Search the entries below for "indicate", and copy each line where it appears.

● ● ● ● ● ● ●

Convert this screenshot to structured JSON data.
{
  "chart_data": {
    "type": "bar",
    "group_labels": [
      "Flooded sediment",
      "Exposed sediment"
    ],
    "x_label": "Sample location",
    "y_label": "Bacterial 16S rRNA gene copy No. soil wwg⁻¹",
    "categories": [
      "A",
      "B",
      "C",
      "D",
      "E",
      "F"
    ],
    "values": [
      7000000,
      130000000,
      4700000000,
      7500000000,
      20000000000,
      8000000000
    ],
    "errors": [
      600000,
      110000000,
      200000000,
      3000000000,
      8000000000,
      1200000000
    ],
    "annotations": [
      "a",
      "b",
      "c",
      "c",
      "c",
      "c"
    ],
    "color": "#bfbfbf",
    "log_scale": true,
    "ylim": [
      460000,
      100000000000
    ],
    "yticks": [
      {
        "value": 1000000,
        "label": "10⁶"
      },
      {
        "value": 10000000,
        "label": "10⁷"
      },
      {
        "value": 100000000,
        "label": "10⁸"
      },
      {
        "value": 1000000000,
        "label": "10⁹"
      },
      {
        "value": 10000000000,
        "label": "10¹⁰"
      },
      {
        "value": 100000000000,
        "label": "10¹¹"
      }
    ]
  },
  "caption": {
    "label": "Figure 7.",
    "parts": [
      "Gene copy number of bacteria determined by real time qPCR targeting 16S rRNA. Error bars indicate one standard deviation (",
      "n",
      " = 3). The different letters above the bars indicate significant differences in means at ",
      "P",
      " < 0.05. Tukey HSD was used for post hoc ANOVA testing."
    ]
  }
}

● ● ● ● ● ● ●

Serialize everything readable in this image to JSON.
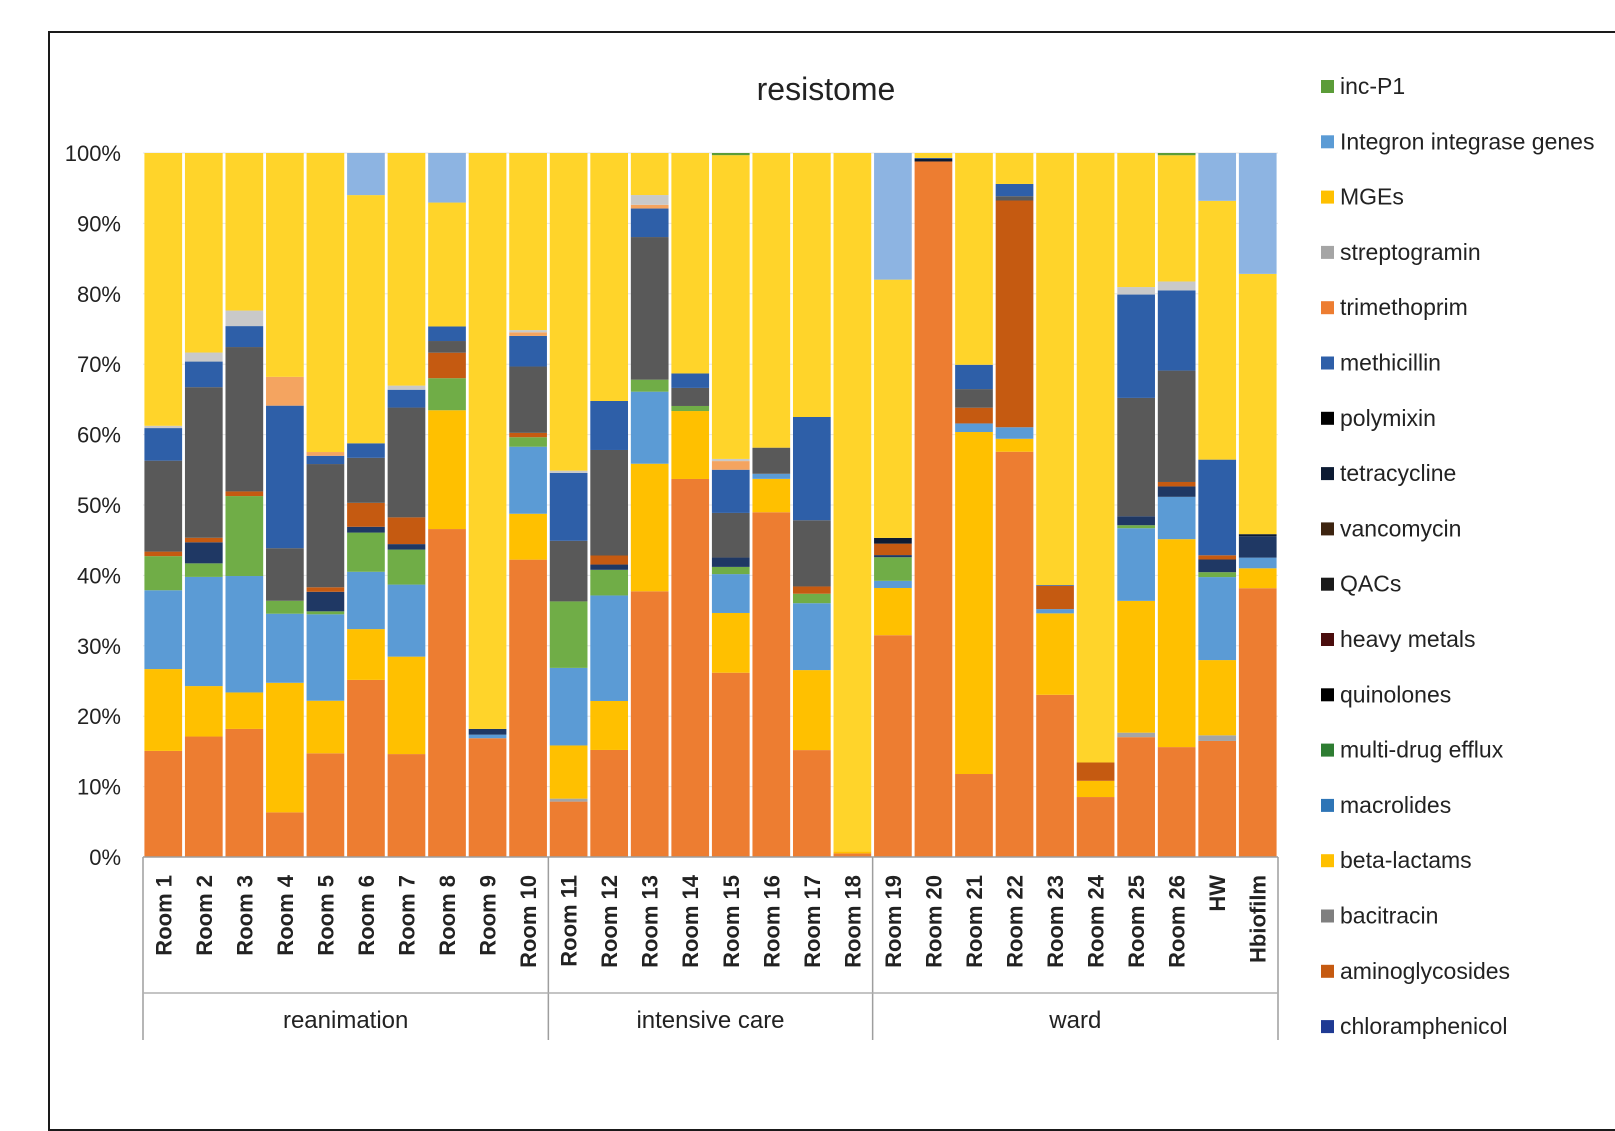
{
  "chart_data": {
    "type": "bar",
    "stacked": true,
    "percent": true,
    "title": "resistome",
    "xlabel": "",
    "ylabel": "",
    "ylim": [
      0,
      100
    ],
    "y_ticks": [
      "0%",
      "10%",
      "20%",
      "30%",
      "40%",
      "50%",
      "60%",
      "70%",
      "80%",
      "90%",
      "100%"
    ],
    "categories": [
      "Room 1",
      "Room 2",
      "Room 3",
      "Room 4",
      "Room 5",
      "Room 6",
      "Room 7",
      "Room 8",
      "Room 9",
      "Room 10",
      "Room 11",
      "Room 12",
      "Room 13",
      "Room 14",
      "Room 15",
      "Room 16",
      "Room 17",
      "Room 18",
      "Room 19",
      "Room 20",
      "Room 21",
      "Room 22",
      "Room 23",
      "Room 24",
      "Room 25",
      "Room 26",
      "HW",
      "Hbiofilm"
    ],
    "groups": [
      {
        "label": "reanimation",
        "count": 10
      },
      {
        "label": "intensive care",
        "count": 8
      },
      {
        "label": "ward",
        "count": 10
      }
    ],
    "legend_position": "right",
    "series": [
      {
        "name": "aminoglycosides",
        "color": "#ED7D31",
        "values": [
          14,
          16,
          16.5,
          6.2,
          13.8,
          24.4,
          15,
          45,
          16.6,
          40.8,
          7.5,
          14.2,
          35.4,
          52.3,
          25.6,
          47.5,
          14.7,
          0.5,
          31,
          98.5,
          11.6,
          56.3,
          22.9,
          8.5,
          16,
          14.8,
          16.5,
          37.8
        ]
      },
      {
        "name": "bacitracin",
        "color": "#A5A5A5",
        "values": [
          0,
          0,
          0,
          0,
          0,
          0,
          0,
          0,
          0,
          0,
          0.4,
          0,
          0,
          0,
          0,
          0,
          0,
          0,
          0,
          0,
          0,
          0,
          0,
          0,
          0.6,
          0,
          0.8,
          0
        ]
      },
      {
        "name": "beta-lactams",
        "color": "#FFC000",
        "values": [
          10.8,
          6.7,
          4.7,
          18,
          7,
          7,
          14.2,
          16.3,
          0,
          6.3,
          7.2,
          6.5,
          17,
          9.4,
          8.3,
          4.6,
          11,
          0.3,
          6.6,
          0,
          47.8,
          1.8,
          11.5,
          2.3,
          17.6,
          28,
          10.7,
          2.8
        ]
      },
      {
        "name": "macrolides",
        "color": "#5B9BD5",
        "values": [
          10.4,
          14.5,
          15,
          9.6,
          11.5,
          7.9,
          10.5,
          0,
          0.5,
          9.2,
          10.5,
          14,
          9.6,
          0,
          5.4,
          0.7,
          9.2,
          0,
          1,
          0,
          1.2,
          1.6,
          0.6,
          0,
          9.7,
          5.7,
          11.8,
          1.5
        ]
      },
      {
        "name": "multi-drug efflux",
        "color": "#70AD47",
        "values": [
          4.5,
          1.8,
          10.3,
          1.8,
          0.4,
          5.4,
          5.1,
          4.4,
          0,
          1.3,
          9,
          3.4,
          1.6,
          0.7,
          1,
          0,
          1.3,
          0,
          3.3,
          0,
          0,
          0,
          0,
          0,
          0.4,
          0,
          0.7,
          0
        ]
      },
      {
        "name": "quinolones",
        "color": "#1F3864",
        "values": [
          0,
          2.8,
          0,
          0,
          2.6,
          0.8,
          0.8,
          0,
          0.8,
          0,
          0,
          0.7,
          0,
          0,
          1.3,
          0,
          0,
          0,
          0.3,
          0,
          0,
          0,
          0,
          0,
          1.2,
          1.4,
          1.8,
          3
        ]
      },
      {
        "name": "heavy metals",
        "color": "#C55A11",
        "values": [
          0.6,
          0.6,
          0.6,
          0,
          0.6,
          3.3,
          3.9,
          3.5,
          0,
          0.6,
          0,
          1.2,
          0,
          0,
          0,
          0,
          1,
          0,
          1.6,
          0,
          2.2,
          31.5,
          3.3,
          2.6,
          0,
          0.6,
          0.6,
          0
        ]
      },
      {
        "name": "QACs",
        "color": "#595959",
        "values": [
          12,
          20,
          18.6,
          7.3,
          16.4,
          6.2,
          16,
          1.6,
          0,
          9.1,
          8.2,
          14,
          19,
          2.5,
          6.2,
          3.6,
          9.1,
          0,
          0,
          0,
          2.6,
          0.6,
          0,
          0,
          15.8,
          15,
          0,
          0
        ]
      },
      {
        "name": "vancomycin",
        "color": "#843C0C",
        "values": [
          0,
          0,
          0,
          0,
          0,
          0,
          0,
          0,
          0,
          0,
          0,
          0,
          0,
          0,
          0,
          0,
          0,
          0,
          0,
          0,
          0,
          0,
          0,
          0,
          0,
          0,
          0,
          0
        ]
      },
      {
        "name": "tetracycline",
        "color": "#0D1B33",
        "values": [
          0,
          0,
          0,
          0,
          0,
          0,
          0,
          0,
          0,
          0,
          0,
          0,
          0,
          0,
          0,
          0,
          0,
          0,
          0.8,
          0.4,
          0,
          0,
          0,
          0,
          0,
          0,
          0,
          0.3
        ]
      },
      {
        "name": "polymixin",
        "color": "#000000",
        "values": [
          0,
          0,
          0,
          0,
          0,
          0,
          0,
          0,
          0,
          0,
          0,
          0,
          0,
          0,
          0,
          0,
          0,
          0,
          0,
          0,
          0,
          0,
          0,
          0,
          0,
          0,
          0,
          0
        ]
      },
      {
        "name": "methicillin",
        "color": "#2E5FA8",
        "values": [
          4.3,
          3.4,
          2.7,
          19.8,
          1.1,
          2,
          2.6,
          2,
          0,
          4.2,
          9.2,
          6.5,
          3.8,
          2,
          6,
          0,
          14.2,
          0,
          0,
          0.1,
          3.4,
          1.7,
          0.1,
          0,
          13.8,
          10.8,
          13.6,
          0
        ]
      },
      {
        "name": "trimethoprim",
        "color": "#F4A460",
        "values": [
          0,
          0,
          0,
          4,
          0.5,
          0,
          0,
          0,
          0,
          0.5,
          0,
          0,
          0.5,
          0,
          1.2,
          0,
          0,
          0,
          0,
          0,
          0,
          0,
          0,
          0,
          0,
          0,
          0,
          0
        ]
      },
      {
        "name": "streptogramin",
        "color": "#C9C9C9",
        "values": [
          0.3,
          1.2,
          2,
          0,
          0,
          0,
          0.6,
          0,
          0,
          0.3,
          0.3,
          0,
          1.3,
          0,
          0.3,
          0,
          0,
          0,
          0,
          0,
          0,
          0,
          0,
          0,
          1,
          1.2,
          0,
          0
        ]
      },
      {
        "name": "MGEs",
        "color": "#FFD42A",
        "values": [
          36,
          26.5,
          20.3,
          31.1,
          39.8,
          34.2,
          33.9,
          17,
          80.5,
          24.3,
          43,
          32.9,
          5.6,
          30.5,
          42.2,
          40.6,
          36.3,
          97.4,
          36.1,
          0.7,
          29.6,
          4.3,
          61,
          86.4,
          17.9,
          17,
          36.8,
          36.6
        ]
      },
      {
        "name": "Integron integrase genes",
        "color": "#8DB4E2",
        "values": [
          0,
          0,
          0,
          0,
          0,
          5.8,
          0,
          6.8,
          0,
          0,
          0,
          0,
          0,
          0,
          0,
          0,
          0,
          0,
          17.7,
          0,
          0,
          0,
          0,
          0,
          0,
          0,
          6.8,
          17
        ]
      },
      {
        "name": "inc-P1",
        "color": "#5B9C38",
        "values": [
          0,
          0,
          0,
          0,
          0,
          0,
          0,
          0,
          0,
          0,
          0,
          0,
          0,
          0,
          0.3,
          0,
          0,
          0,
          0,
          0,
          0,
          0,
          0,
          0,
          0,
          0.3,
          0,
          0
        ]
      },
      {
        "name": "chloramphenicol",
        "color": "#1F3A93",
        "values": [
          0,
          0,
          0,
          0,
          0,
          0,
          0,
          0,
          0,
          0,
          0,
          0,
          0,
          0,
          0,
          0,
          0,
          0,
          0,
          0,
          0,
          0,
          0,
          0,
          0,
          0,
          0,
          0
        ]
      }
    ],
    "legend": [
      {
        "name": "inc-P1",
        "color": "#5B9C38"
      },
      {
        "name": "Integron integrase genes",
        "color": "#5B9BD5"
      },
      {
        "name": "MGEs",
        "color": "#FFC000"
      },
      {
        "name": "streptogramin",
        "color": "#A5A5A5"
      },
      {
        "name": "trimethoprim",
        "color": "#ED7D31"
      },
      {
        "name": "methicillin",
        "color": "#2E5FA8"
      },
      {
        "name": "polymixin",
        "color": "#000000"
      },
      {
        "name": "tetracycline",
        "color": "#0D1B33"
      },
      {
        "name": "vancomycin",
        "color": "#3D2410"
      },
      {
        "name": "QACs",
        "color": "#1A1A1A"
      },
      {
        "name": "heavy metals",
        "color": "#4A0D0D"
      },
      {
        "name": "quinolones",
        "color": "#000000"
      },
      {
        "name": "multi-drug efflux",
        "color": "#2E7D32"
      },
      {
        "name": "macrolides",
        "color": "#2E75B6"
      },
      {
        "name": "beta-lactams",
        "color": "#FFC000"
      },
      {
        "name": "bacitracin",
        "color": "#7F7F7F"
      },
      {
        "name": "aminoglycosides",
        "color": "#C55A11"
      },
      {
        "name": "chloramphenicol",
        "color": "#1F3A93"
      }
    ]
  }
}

● ● ● ● ● ● ●

→ Answer box
      "Gene copy number of bacteria determined by real time qPCR targeting 16S rRNA. Error bars indicate one standard deviation (",
      " = 3). The different letters above the bars indicate significant differences in means at ",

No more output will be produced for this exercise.